* _Set exercise_
Please turn the lines from the one with "window-thumbnail-sticky-notes[interactable]: Sticky Notes" to the one with "films-more-link[interactable]: View 15+", both included, into a numbered list, leaving out any blank lines. Handle no other part of the entries.
· · · ·
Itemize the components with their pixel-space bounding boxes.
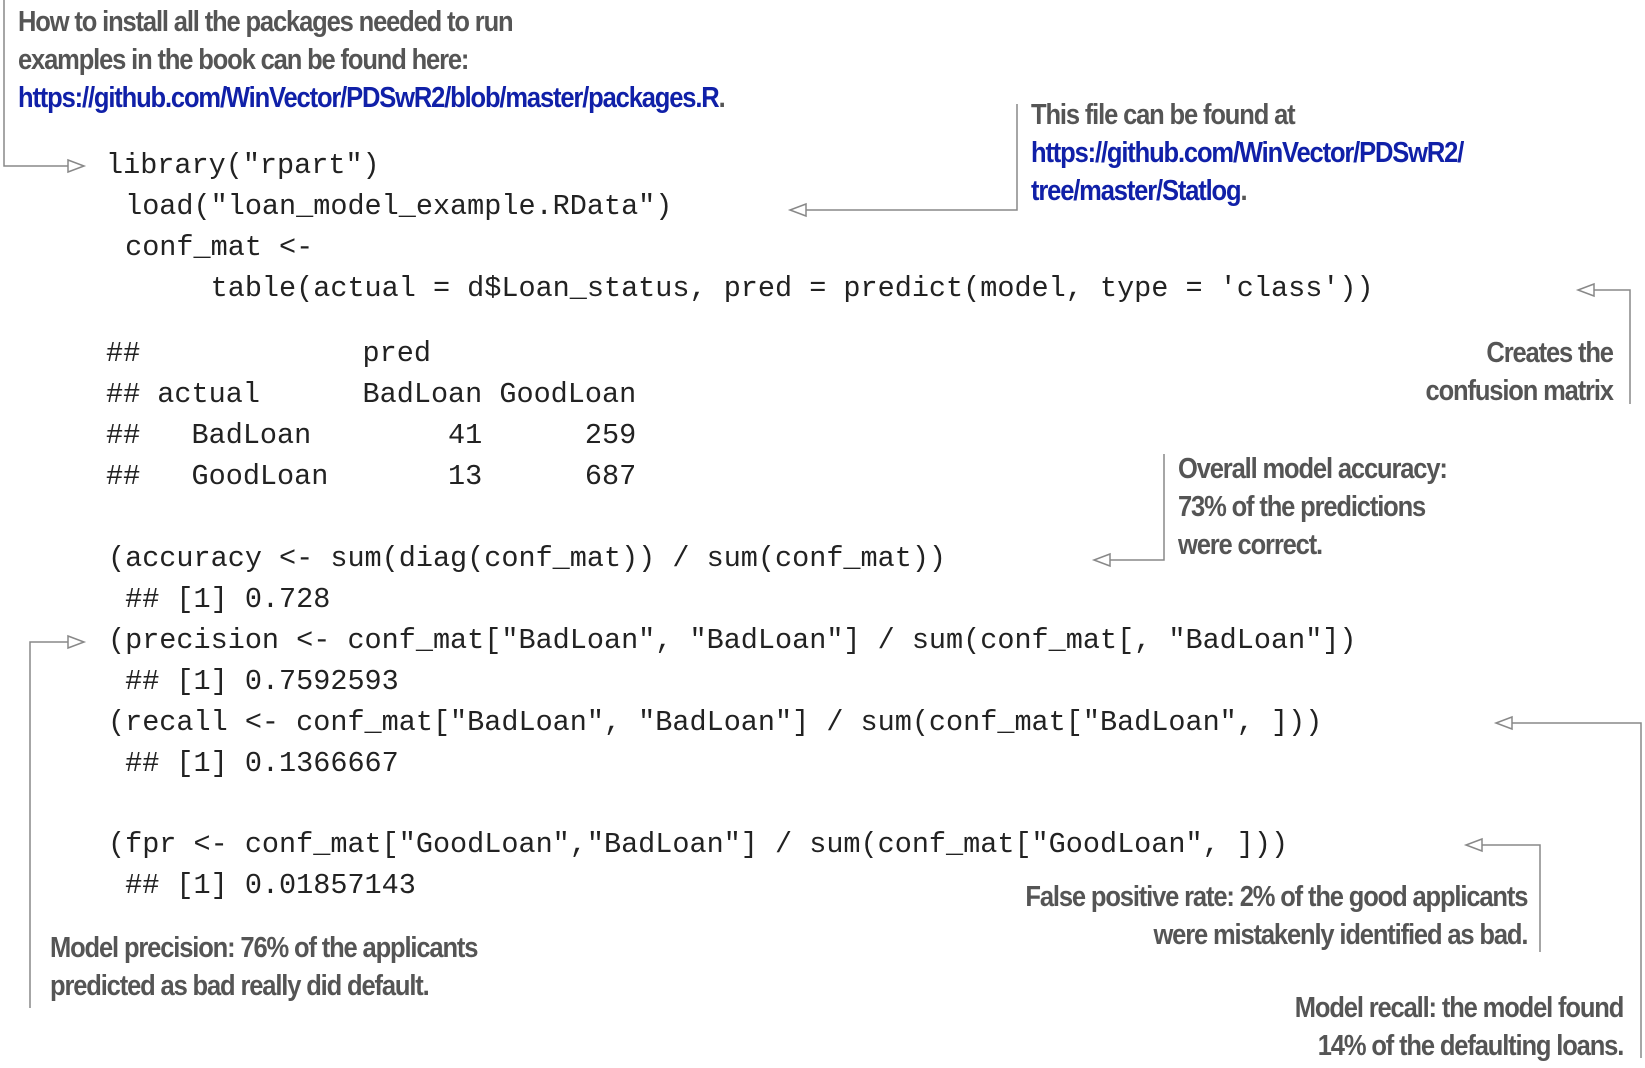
precision-arrowhead: [67, 634, 87, 650]
recall-annotation-line2: 14% of the defaulting loans.: [1317, 1030, 1625, 1062]
precision-annotation: Model precision: 76% of the applicants p…: [50, 929, 478, 1005]
packages-annotation-line1: How to install all the packages needed t…: [18, 6, 514, 38]
accuracy-annotation-line3: were correct.: [1178, 529, 1323, 561]
code-line-library: library("rpart"): [106, 149, 380, 182]
accuracy-annotation-line2: 73% of the predictions: [1178, 491, 1426, 523]
accuracy-annotation: Overall model accuracy: 73% of the predi…: [1178, 450, 1448, 564]
code-line-precision: (precision <- conf_mat["BadLoan", "BadLo…: [108, 624, 1357, 657]
file-annotation-line1: This file can be found at: [1031, 99, 1296, 131]
fpr-annotation-line2: were mistakenly identified as bad.: [1153, 919, 1528, 951]
code-line-fpr: (fpr <- conf_mat["GoodLoan","BadLoan"] /…: [108, 828, 1289, 861]
packages-annotation: How to install all the packages needed t…: [18, 3, 726, 117]
file-callout-line: [806, 104, 1018, 211]
precision-annotation-line1: Model precision: 76% of the applicants: [50, 932, 478, 964]
confusion-matrix-annotation: Creates the confusion matrix: [1425, 334, 1615, 410]
output-line-matrix-goodloan: ## GoodLoan 13 687: [106, 460, 637, 493]
code-line-table-call: table(actual = d$Loan_status, pred = pre…: [108, 272, 1374, 305]
fpr-annotation-line1: False positive rate: 2% of the good appl…: [1025, 881, 1528, 913]
confusion-arrowhead: [1575, 282, 1595, 298]
file-link[interactable]: https://github.com/WinVector/PDSwR2/: [1031, 137, 1464, 169]
code-line-load: load("loan_model_example.RData"): [108, 190, 673, 223]
file-annotation: This file can be found at https://github…: [1031, 96, 1464, 210]
code-line-accuracy: (accuracy <- sum(diag(conf_mat)) / sum(c…: [108, 542, 947, 575]
file-link-continued[interactable]: tree/master/Statlog: [1031, 175, 1242, 207]
packages-link-period: .: [718, 82, 726, 114]
output-line-matrix-columns: ## actual BadLoan GoodLoan: [106, 378, 637, 411]
confusion-annotation-line1: Creates the: [1486, 337, 1615, 369]
output-line-precision: ## [1] 0.7592593: [108, 665, 399, 698]
output-line-recall: ## [1] 0.1366667: [108, 747, 399, 780]
code-line-recall: (recall <- conf_mat["BadLoan", "BadLoan"…: [108, 706, 1323, 739]
output-line-accuracy: ## [1] 0.728: [108, 583, 331, 616]
accuracy-annotation-line1: Overall model accuracy:: [1178, 453, 1448, 485]
packages-annotation-line2: examples in the book can be found here:: [18, 44, 469, 76]
accuracy-callout-line: [1110, 454, 1165, 561]
recall-annotation-line1: Model recall: the model found: [1294, 992, 1625, 1024]
packages-link[interactable]: https://github.com/WinVector/PDSwR2/blob…: [18, 82, 720, 114]
accuracy-arrowhead: [1091, 552, 1111, 568]
precision-annotation-line2: predicted as bad really did default.: [50, 970, 430, 1002]
file-arrowhead: [787, 202, 807, 218]
recall-annotation: Model recall: the model found 14% of the…: [1294, 989, 1625, 1065]
fpr-arrowhead: [1463, 837, 1483, 853]
fpr-annotation: False positive rate: 2% of the good appl…: [1025, 878, 1528, 954]
output-line-matrix-header: ## pred: [106, 337, 431, 370]
file-link-period: .: [1240, 175, 1247, 207]
output-line-fpr: ## [1] 0.01857143: [108, 869, 416, 902]
code-line-conf-mat-assign: conf_mat <-: [108, 231, 314, 264]
output-line-matrix-badloan: ## BadLoan 41 259: [106, 419, 637, 452]
packages-arrowhead: [67, 158, 87, 174]
recall-arrowhead: [1493, 715, 1513, 731]
confusion-annotation-line2: confusion matrix: [1425, 375, 1614, 407]
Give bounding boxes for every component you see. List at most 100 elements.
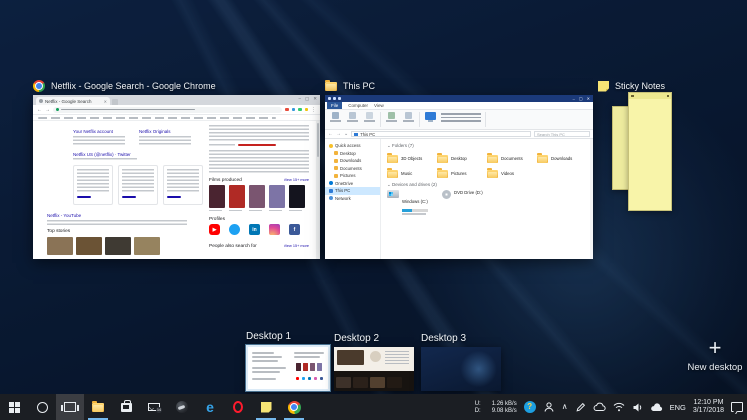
window-thumbnail-sticky-notes[interactable]: Sticky Notes [598,79,678,224]
story-image[interactable] [134,237,160,255]
desktop-3-thumbnail[interactable] [421,347,501,391]
start-button[interactable] [0,394,28,420]
folders-group-header[interactable]: ⌄ Folders (7) [387,143,591,149]
link-your-netflix-account[interactable]: Your Netflix account [73,129,131,135]
window-thumbnail-explorer[interactable]: This PC – ▢ ✕ File Computer View [325,79,593,259]
ribbon-button[interactable] [402,112,415,122]
facebook-icon[interactable]: f [289,224,300,235]
drive-windows-c[interactable]: Windows (C:) [387,190,428,215]
link-netflix-originals[interactable]: Netflix Originals [139,129,197,135]
question-badge-icon[interactable]: ? [524,401,536,413]
film-poster[interactable] [209,185,225,211]
new-tab-button[interactable] [112,99,118,105]
explorer-window-preview[interactable]: – ▢ ✕ File Computer View [325,95,593,259]
mail-button[interactable]: 14 [140,394,168,420]
folder-pictures[interactable]: Pictures [437,166,487,181]
edge-button[interactable]: e [196,394,224,420]
minimize-icon[interactable]: – [573,96,575,101]
wifi-icon[interactable] [613,402,625,412]
nav-quick-access[interactable]: Quick access [325,142,380,150]
chrome-tab[interactable]: Netflix - Google Search ✕ [36,97,110,105]
youtube-icon[interactable]: ▶ [209,224,220,235]
extension-icon[interactable] [298,108,302,112]
network-speed-monitor[interactable]: U:1.26 kB/s D:9.08 kB/s [475,401,517,414]
tweet-card[interactable] [73,165,113,205]
new-desktop-button[interactable]: + New desktop [686,338,744,373]
minimize-icon[interactable]: – [298,96,301,102]
tab-view[interactable]: View [374,103,384,108]
language-indicator[interactable]: ENG [670,403,686,412]
nav-onedrive[interactable]: OneDrive [325,180,380,188]
tab-computer[interactable]: Computer [348,103,368,108]
story-image[interactable] [47,237,73,255]
quick-access-toolbar-icon[interactable] [333,97,336,100]
action-center-icon[interactable] [731,402,743,412]
extension-icon[interactable] [285,108,289,112]
back-icon[interactable]: ← [37,107,42,113]
folder-documents[interactable]: Documents [487,151,537,166]
film-poster[interactable] [249,185,265,211]
tab-close-icon[interactable]: ✕ [104,99,107,104]
films-more-link[interactable]: View 15+ more [284,177,309,183]
window-thumbnail-chrome[interactable]: Netflix - Google Search - Google Chrome … [33,79,320,259]
drive-dvd[interactable]: DVD Drive (D:) [442,190,483,215]
film-poster[interactable] [289,185,305,211]
extension-icon[interactable] [292,108,296,112]
chrome-window-preview[interactable]: Netflix - Google Search ✕ – ▢ ✕ ← → [33,95,320,259]
open-settings-button[interactable] [424,112,437,120]
nav-downloads[interactable]: Downloads [325,157,380,165]
task-view-button[interactable] [56,394,84,420]
microsoft-store-button[interactable] [112,394,140,420]
ribbon-button[interactable] [329,112,342,122]
drives-group-header[interactable]: ⌄ Devices and drives (2) [387,182,591,188]
twitter-icon[interactable] [229,224,240,235]
folder-downloads[interactable]: Downloads [537,151,587,166]
chevron-down-icon[interactable]: ⌄ [344,131,348,137]
nav-desktop[interactable]: Desktop [325,150,380,158]
taskbar-clock[interactable]: 12:10 PM 3/17/2018 [693,399,724,415]
ribbon-button[interactable] [346,112,359,122]
desktop-2-thumbnail[interactable] [334,347,414,391]
quick-access-toolbar-icon[interactable] [328,97,331,100]
cortana-button[interactable] [28,394,56,420]
browser-scrollbar[interactable] [316,121,320,259]
chrome-button[interactable] [280,394,308,420]
opera-button[interactable] [224,394,252,420]
cloud-icon[interactable] [593,402,606,412]
ribbon-button[interactable] [385,112,398,122]
volume-icon[interactable] [632,402,643,413]
instagram-icon[interactable] [269,224,280,235]
close-icon[interactable]: ✕ [587,96,590,101]
quick-access-toolbar-icon[interactable] [338,97,341,100]
explorer-scrollbar[interactable] [590,139,593,259]
story-image[interactable] [76,237,102,255]
nav-network[interactable]: Network [325,195,380,203]
maximize-icon[interactable]: ▢ [579,96,583,101]
story-image[interactable] [105,237,131,255]
file-explorer-button[interactable] [84,394,112,420]
linkedin-icon[interactable]: in [249,224,260,235]
desktop-1-thumbnail[interactable] [246,345,330,391]
breadcrumb[interactable]: This PC [351,131,531,137]
show-hidden-icons-chevron[interactable]: ∧ [562,403,568,411]
sticky-notes-button[interactable] [252,394,280,420]
back-icon[interactable]: ← [328,131,333,137]
maximize-icon[interactable]: ▢ [305,96,309,102]
explorer-search-input[interactable]: Search This PC [534,131,590,137]
ribbon-button[interactable] [363,112,376,122]
tweet-card[interactable] [163,165,203,205]
onedrive-icon[interactable] [650,403,663,412]
tab-file[interactable]: File [327,102,342,109]
extension-icon[interactable] [305,108,309,112]
sticky-note-front[interactable] [628,92,672,211]
folder-desktop[interactable]: Desktop [437,151,487,166]
forward-icon[interactable]: → [45,107,50,113]
windows-ink-pen-icon[interactable] [575,402,586,413]
folder-videos[interactable]: Videos [487,166,537,181]
add-note-icon[interactable] [631,95,634,98]
film-poster[interactable] [269,185,285,211]
link-netflix-youtube[interactable]: Netflix - YouTube [47,213,197,219]
film-poster[interactable] [229,185,245,211]
desktop-2[interactable]: Desktop 2 [334,333,414,391]
address-bar[interactable] [53,107,282,113]
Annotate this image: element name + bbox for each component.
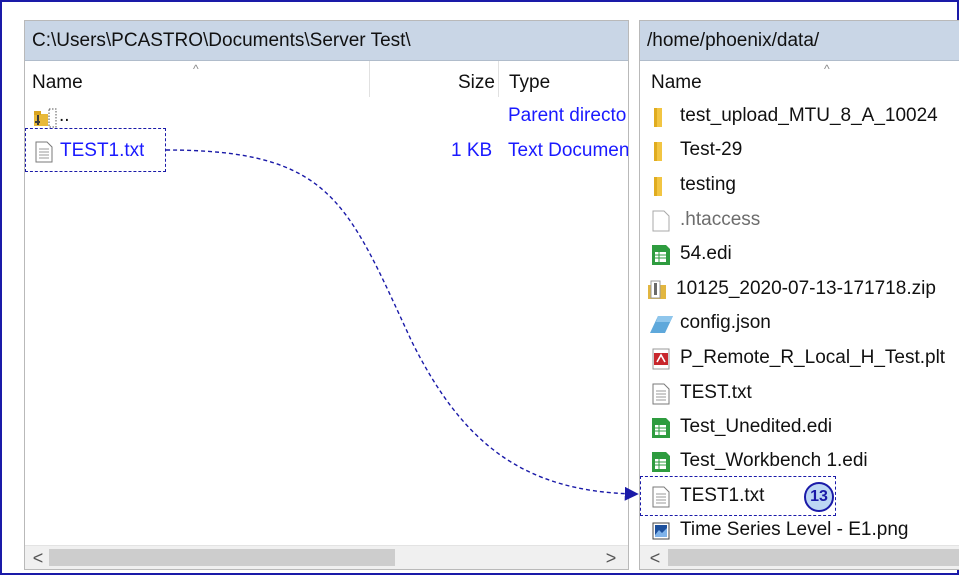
file-name: Test_Workbench 1.edi [680,450,868,471]
file-type: Text Documen [508,140,629,161]
edi-file-icon [650,451,672,473]
list-item[interactable]: TEST.txt [640,376,959,410]
remote-horizontal-scrollbar[interactable]: < [640,545,959,569]
local-column-headers: Name ^ Size Type [25,61,628,97]
list-item[interactable]: testing [640,168,959,202]
edi-file-icon [650,417,672,439]
scrollbar-thumb[interactable] [49,549,395,566]
image-file-icon [650,520,672,542]
file-name: test_upload_MTU_8_A_10024 [680,105,938,126]
scroll-left-arrow-icon[interactable]: < [27,546,49,569]
local-path-bar[interactable]: C:\Users\PCASTRO\Documents\Server Test\ [25,21,628,61]
local-file-pane[interactable]: C:\Users\PCASTRO\Documents\Server Test\ … [24,20,629,570]
column-header-name[interactable]: Name [651,61,702,97]
file-size: 1 KB [451,140,493,161]
parent-directory-type: Parent directo [508,105,627,126]
zip-file-icon [646,279,668,301]
file-name: config.json [680,312,771,333]
local-horizontal-scrollbar[interactable]: < > [25,545,628,569]
list-item[interactable]: 10125_2020-07-13-171718.zip [640,272,959,306]
list-item[interactable]: 54.edi [640,237,959,271]
pdf-file-icon [650,348,672,370]
source-selection-highlight [25,128,166,172]
file-name: 10125_2020-07-13-171718.zip [676,278,936,299]
annotated-screenshot-frame: C:\Users\PCASTRO\Documents\Server Test\ … [0,0,959,575]
file-name: Test-29 [680,139,743,160]
scrollbar-thumb[interactable] [668,549,959,566]
column-header-type[interactable]: Type [498,61,550,97]
list-item[interactable]: config.json [640,306,959,340]
blank-file-icon [650,210,672,232]
list-item[interactable]: test_upload_MTU_8_A_10024 [640,99,959,133]
column-header-size[interactable]: Size [458,61,495,97]
folder-icon [650,106,672,128]
file-name: TEST.txt [680,382,752,403]
column-divider[interactable] [369,61,370,97]
list-item[interactable]: Test_Workbench 1.edi [640,444,959,478]
file-name: Test_Unedited.edi [680,416,833,437]
remote-path-bar[interactable]: /home/phoenix/data/ [640,21,959,61]
scroll-right-arrow-icon[interactable]: > [600,546,622,569]
list-item[interactable]: P_Remote_R_Local_H_Test.plt [640,341,959,375]
list-item[interactable]: Test-29 [640,133,959,167]
column-header-name[interactable]: Name [32,61,83,97]
file-name: P_Remote_R_Local_H_Test.plt [680,347,946,368]
step-number-badge: 13 [804,482,834,512]
list-item[interactable]: Time Series Level - E1.png [640,513,959,547]
json-file-icon [648,313,673,335]
folder-icon [650,175,672,197]
file-name: .htaccess [680,209,761,230]
parent-folder-icon [33,105,57,128]
folder-icon [650,140,672,162]
sort-ascending-icon: ^ [193,62,199,76]
remote-column-headers: Name ^ [640,61,959,97]
file-name: testing [680,174,736,195]
file-name: Time Series Level - E1.png [680,519,909,540]
edi-file-icon [650,244,672,266]
list-item[interactable]: Test_Unedited.edi [640,410,959,444]
sort-ascending-icon: ^ [824,62,830,76]
scroll-left-arrow-icon[interactable]: < [644,546,666,569]
file-name: 54.edi [680,243,732,264]
text-file-icon [650,383,672,405]
list-item[interactable]: .htaccess [640,203,959,237]
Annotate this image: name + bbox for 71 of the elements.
· · · ·
* _Written solution_
1. window-thumbnail-sticky-notes[interactable]: Sticky Notes [598,79,678,224]
2. story-image[interactable] [134,237,160,255]
3. desktop-3-thumbnail[interactable] [421,347,501,391]
4. start-button[interactable] [0,394,28,420]
5. folders-group-header[interactable]: ⌄ Folders (7) [387,143,591,149]
6. link-your-netflix-account[interactable]: Your Netflix account [73,129,131,135]
7. window-thumbnail-explorer[interactable]: This PC – ▢ ✕ File Computer View [325,79,593,259]
8. ribbon-button[interactable] [402,112,415,122]
9. facebook-icon[interactable]: f [289,224,300,235]
10. drive-windows-c[interactable]: Windows (C:) [387,190,428,215]
11. link-netflix-originals[interactable]: Netflix Originals [139,129,197,135]
12. question-badge-icon[interactable]: ? [524,401,536,413]
13. film-poster[interactable] [209,185,225,211]
14. new-tab-button[interactable] [112,99,118,105]
15. explorer-window-preview[interactable]: – ▢ ✕ File Computer View [325,95,593,259]
16. mail-button[interactable]: 14 [140,394,168,420]
17. folder-pictures[interactable]: Pictures [437,166,487,181]
18. edge-button[interactable]: e [196,394,224,420]
19. minimize-icon[interactable]: – [573,96,575,101]
20. wifi-icon[interactable] [613,402,625,412]
21. nav-quick-access[interactable]: Quick access [325,142,380,150]
22. chrome-tab[interactable]: Netflix - Google Search ✕ [36,97,110,105]
23. youtube-icon[interactable]: ▶ [209,224,220,235]
24. extension-icon[interactable] [298,108,302,112]
25. network-speed-monitor[interactable]: U:1.26 kB/s D:9.08 kB/s [475,401,517,414]
26. tweet-card[interactable] [73,165,113,205]
27. new-desktop-button[interactable]: + New desktop [686,338,744,373]
28. minimize-icon[interactable]: – [298,96,301,102]
29. tab-view[interactable]: View [374,103,384,108]
30. language-indicator[interactable]: ENG [670,403,686,412]
31. nav-onedrive[interactable]: OneDrive [325,180,380,188]
32. tab-computer[interactable]: Computer [348,103,368,108]
33. story-image[interactable] [47,237,73,255]
34. quick-access-toolbar-icon[interactable] [333,97,336,100]
35. action-center-icon[interactable] [731,402,743,412]
36. extension-icon[interactable] [285,108,289,112]
37. back-icon[interactable]: ← [37,107,42,113]
38. folder-documents[interactable]: Documents [487,151,537,166]
39. film-poster[interactable] [249,185,265,211]
40. tab-close-icon[interactable]: ✕ [104,99,107,104]
41. films-more-link[interactable]: View 15+ more [284,177,309,183]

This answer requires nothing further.